EXCERPTED PASSAGE
========================================================================

Menarche Ceremony in Fiji
The first menstruation is the only time when menstruation is marked by a ceremony in Fiji. All other menstruations do not get this special attention. People do not discuss menstruation openly. It is a rite of passage in which a girl becomes a woman in three symbolic phases – separation, transition and incorporation. The Fijian word /VAKATALETUBU/ means a girl’s first menstruation. It is a celebrated occasion marking another transition in life and the strengthening of kinship bonds and protection. In the days prior to urbanization and when modernization was still slow, the basic Fijian family unit was always extended. There would be matriarchs and patriarchs from either a child’s maternal or paternal side. The role of the matriarchs or /bubu/ was to closely pay attention to the young girls, guiding and correcting her the appropriate norms of her.
When the time came for the first menses, the matriarch advises the most senior male in the family. If is a girl from within the chiefly household, an elderly matriarch in the chiefly houosehold advises the matanivanua (traditional herald).

========================================================================

SOURCE DATA
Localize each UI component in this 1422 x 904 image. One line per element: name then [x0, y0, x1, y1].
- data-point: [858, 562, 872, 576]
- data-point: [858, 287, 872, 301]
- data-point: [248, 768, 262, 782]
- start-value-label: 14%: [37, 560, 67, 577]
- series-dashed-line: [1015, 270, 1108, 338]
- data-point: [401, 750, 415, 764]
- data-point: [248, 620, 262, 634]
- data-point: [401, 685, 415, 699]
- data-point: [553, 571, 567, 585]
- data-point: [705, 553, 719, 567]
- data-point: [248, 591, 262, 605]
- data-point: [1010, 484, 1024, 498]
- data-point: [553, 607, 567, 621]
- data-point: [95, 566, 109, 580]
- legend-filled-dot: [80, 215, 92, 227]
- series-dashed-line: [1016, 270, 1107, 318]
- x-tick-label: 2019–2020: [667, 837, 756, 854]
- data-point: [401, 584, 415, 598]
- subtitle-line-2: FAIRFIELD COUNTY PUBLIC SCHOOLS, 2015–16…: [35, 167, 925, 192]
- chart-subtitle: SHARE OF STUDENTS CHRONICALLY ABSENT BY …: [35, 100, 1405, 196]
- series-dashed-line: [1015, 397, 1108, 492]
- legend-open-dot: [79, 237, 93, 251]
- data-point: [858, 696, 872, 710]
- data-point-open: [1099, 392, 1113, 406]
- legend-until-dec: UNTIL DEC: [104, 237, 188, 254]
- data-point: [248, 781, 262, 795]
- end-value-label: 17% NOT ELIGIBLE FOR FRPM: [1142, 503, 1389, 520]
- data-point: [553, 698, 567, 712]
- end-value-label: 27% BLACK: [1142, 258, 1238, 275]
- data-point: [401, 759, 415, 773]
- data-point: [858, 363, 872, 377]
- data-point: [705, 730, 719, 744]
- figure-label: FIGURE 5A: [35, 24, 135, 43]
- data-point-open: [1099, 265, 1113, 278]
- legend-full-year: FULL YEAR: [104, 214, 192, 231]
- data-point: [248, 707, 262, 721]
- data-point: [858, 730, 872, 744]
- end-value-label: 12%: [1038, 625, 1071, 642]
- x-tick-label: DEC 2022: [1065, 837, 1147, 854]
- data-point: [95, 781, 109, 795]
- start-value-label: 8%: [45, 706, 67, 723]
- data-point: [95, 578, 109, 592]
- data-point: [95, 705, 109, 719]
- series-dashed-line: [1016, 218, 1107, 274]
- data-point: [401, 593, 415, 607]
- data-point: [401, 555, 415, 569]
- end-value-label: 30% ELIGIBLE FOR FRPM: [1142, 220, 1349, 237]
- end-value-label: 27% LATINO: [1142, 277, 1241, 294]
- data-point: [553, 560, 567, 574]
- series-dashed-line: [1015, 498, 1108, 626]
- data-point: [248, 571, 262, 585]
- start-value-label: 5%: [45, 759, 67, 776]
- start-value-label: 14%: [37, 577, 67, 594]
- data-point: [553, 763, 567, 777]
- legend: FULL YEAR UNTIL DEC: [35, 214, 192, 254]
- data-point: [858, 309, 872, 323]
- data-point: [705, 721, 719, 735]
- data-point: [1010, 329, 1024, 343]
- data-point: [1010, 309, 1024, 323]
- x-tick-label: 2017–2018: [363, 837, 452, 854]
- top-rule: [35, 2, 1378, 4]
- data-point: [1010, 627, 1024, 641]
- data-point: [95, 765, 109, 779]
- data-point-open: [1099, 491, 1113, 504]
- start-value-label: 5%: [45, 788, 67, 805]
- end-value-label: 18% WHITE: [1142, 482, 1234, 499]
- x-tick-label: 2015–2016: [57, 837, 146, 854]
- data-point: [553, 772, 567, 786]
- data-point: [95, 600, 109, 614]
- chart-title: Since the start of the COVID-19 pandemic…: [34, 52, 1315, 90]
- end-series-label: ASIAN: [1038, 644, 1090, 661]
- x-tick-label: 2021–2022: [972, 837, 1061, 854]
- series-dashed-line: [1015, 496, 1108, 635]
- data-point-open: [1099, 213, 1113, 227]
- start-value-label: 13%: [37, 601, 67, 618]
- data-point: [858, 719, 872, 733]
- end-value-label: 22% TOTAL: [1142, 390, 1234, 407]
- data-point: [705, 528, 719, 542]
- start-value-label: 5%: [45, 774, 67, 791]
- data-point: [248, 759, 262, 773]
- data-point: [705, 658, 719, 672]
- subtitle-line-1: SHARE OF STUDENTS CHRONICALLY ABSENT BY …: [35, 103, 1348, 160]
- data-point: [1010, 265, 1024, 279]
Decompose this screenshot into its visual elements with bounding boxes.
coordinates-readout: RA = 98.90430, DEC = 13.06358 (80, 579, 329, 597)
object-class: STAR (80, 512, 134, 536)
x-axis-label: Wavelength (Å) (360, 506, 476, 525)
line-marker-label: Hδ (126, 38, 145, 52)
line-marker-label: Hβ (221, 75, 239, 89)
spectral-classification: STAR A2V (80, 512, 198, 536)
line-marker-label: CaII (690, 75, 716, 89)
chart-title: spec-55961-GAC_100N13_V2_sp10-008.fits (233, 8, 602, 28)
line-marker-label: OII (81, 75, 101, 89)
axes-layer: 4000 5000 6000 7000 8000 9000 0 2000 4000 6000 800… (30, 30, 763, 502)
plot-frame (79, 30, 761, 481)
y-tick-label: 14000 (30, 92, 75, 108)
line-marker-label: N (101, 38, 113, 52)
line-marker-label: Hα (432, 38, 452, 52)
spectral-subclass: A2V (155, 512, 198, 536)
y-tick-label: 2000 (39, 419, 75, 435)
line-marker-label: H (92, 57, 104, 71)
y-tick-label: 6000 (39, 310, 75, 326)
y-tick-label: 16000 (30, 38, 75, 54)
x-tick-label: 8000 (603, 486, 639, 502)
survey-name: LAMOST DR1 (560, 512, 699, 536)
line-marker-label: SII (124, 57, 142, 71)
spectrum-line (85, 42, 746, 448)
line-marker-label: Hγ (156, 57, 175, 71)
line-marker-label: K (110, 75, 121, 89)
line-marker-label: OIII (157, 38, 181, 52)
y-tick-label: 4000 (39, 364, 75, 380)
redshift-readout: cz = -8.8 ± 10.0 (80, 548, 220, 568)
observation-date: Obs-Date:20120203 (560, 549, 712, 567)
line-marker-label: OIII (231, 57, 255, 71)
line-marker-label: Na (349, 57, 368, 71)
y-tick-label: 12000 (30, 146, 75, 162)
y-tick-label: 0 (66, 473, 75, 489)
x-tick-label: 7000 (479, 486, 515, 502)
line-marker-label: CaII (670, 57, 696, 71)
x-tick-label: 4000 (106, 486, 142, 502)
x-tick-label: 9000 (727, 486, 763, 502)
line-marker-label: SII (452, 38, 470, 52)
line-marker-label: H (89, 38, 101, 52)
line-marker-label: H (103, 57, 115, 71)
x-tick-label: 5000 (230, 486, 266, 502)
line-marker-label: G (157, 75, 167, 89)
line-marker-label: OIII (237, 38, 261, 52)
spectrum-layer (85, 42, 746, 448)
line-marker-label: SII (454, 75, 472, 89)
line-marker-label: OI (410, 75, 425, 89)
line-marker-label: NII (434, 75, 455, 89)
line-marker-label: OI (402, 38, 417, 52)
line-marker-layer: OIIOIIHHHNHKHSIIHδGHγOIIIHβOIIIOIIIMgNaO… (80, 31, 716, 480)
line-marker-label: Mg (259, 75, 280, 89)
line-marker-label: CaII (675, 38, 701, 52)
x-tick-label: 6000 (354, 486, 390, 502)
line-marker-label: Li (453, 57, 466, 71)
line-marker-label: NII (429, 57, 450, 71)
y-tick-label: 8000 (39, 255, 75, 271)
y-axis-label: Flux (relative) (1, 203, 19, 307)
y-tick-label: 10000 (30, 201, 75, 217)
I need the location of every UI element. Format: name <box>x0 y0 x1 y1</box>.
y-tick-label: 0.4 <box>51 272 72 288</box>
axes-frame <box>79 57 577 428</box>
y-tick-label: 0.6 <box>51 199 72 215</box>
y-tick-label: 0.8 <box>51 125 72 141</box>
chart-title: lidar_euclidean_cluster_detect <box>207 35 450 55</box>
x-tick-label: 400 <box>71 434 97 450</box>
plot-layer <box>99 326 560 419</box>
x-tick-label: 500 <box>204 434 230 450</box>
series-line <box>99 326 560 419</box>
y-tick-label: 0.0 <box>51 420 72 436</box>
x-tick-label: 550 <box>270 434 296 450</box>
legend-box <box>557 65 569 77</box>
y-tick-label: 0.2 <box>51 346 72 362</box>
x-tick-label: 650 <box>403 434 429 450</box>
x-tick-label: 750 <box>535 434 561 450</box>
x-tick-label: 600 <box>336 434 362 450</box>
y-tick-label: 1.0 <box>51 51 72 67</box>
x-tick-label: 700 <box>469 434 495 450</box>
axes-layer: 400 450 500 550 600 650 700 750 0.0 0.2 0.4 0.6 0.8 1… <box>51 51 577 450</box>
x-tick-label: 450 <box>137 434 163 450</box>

========================================================================

STUDY QUESTIONS
1. Decide whether each statement agrees with the passage on the menarche ceremony in Fiji, answering yes or no and quoting the deciding words. (a) In Fiji, every menstruation is marked by a ceremony. (b) The Fijian word /VAKATALETUBU/ means a girl's first menstruation. (c) When the first menses came, the matriarch advised the most senior male in the family.
2. Extend the passage on the menarche ceremony in Fiji, picking up after its final sentence.

ANSWERS BY ITEM NUMBER
1.
(a) No: "The first menstruation is the only time when menstruation is marked by a ceremony in Fiji."
(b) Yes: "The Fijian word /VAKATALETUBU/ means a girl’s first menstruation."
(c) Yes: "When the time came for the first menses, the matriarch advises the most senior male in the family."

2.
Preparation of special sitting mats (idabedabe) and sleeping mats (idavodavo) plus tapa cloth would be carried out along with its celebratory feast to be held on the fourth night after the menses occurred. There was traditional protocol and ceremony involved with words of wisdom imparted to the young girl that she was becoming a woman. This was the stage too the young maiden was monitored more and kept away from the stares of young men in order to be chaste for her wedding.
Prior to the four nights celebratory feast, the young girl’s welfare is looked after by her maternal relatives. These included the new cleanliness and hygiene for the girl to learn. Prior to modern sanitary pads, the Fijian women of old used soft white tapa. The used tapa was never burned. They were always buried in always secretly because a young girl’s first menses was believed to be very potent and could be misused by a person practicing Witcraft. All the while the young girl was confined indoors during in the first 3 days of since her menses occurred.
On the fourth day, the day of the celebratory feast, the young maiden was taken out to the river or sea to bathe (sili). As expected, there was the usual retinue of women accompanying her and this was always a jovial occasion.
In some parts of Fiji, the girl’s paternal side prepared the masi costume to be worn from the residence to the bathing area. The costume was discarded at the bathing area and is intended to be gifted to the matriarchs who have been attending to her during her confinement.
The river or sea where the bathing occurred was rendered tabu afterwards. The tabu was intended to allow replenishing of the area in readiness for her wedding feast whenever it occurred.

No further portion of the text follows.